(Stored items from a collection)

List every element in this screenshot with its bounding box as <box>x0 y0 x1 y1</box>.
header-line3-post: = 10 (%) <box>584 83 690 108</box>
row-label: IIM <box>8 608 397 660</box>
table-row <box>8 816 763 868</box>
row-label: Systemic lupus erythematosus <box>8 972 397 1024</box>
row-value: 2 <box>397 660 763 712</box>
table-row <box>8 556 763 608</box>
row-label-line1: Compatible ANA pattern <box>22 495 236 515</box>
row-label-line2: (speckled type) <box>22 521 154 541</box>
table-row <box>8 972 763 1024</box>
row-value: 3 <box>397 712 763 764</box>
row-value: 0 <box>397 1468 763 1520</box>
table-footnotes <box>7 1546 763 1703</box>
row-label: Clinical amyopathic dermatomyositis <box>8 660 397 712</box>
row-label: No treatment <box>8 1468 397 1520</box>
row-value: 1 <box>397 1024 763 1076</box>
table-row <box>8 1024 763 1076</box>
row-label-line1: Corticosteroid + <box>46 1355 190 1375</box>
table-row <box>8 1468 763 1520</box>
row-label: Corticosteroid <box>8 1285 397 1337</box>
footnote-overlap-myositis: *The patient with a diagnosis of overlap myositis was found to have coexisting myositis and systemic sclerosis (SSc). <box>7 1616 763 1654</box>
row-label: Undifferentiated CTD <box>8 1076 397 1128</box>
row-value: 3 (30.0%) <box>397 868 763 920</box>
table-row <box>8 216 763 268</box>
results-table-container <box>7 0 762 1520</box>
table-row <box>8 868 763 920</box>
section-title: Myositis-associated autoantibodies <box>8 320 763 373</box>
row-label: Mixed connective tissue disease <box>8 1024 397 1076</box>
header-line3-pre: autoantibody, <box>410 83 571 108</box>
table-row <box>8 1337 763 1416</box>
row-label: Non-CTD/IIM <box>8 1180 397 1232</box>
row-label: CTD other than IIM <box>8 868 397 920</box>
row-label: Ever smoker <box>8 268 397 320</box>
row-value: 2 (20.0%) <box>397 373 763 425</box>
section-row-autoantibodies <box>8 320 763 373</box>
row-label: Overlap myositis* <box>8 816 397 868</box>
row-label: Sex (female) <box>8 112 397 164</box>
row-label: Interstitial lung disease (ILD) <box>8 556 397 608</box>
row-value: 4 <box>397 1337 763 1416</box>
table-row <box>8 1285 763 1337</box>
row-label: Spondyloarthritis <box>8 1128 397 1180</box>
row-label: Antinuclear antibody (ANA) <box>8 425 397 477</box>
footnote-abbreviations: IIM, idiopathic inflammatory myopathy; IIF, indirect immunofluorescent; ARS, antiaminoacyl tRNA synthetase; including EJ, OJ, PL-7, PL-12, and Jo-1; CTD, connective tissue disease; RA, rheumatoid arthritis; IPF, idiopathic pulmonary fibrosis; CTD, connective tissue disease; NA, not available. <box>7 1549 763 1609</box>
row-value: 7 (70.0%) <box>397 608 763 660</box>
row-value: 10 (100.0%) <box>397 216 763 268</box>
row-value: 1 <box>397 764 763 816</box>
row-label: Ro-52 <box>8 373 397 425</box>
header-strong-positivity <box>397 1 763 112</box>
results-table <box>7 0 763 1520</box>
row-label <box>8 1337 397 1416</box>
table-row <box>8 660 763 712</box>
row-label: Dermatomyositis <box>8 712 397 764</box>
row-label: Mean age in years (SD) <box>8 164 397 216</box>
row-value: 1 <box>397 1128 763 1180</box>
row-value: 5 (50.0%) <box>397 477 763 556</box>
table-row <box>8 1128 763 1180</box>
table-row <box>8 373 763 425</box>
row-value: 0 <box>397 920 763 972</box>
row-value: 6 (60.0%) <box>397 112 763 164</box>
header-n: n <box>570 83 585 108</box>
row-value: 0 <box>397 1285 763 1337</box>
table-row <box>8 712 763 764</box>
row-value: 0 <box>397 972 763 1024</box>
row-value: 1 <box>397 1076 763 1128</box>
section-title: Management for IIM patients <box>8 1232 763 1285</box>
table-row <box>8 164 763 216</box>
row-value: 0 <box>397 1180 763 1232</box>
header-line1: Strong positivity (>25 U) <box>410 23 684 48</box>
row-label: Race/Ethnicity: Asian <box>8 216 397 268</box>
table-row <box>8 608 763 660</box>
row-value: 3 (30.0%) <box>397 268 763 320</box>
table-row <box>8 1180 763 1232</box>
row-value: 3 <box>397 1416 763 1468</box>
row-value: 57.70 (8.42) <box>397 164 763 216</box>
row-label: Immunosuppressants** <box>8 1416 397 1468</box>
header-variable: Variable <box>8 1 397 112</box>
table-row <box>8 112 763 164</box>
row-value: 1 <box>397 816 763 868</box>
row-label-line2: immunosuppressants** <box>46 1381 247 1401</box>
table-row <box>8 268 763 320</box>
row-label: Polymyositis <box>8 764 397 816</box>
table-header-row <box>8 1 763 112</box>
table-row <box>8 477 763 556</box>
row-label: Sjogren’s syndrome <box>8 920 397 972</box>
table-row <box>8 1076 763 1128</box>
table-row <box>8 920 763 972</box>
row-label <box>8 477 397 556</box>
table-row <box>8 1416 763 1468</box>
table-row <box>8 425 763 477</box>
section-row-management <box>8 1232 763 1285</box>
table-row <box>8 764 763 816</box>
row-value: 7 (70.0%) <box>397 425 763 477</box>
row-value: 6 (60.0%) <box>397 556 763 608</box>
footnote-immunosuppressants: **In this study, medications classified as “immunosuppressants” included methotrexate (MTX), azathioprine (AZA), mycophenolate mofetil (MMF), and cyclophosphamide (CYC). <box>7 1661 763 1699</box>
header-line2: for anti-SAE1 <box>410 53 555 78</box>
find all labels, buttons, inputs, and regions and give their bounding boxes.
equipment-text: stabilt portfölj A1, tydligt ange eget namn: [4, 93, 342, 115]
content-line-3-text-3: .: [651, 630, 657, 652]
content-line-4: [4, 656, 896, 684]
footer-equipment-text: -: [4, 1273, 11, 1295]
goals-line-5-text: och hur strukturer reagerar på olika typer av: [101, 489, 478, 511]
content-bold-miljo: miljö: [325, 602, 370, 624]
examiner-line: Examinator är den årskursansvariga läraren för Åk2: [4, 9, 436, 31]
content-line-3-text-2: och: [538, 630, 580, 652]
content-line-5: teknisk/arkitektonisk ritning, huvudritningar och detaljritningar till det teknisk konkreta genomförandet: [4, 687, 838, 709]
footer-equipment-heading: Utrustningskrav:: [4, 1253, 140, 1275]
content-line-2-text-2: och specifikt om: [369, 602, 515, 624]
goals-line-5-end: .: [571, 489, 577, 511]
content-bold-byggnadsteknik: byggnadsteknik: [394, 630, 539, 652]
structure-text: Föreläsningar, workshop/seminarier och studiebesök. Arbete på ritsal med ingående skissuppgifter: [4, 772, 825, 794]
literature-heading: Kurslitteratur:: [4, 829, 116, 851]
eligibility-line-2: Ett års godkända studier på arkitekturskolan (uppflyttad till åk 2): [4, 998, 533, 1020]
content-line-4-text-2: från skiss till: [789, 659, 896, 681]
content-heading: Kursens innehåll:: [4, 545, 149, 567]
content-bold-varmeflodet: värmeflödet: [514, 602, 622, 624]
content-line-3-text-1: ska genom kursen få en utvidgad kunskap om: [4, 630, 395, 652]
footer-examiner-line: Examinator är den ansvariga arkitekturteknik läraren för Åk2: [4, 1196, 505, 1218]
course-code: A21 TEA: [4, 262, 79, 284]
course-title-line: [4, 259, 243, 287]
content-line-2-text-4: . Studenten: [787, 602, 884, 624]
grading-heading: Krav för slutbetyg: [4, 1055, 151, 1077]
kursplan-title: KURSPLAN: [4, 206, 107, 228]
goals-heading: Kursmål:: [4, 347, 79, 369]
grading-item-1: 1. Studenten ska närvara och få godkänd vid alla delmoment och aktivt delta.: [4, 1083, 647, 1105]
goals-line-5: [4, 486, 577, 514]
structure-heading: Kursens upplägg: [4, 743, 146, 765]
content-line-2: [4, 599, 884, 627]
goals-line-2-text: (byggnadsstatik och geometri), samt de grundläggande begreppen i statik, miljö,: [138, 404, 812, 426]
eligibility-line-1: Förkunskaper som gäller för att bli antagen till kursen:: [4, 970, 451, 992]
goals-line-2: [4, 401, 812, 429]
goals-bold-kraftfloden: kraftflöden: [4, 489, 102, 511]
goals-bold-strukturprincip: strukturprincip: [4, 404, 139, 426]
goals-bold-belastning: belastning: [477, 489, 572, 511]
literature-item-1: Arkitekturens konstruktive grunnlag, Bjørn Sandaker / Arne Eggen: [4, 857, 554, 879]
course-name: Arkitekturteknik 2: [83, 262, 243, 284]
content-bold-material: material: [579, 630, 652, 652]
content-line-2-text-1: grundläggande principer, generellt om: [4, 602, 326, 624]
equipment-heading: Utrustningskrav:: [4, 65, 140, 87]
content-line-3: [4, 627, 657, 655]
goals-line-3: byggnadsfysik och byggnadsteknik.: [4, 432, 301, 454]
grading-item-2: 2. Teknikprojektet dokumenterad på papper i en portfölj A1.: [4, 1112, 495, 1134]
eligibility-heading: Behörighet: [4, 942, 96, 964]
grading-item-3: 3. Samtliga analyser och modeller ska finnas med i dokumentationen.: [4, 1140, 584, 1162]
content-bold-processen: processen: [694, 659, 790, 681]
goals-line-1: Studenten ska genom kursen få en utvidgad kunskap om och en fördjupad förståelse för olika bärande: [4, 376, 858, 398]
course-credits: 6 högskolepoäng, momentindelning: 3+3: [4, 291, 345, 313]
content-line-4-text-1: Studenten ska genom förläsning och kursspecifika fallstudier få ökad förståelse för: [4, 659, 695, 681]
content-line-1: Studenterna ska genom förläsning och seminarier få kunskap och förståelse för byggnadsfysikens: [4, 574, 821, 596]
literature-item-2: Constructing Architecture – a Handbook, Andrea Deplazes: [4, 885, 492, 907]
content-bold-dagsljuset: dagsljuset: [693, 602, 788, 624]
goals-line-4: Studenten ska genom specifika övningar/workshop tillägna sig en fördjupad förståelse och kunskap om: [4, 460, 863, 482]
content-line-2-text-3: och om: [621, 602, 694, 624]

▸ **What you should do**:
Wherever the string "results" appears in the data above, report the whole line.

▸ **Response area**:
results-table-container <box>7 0 762 1520</box>
results-table <box>7 0 763 1520</box>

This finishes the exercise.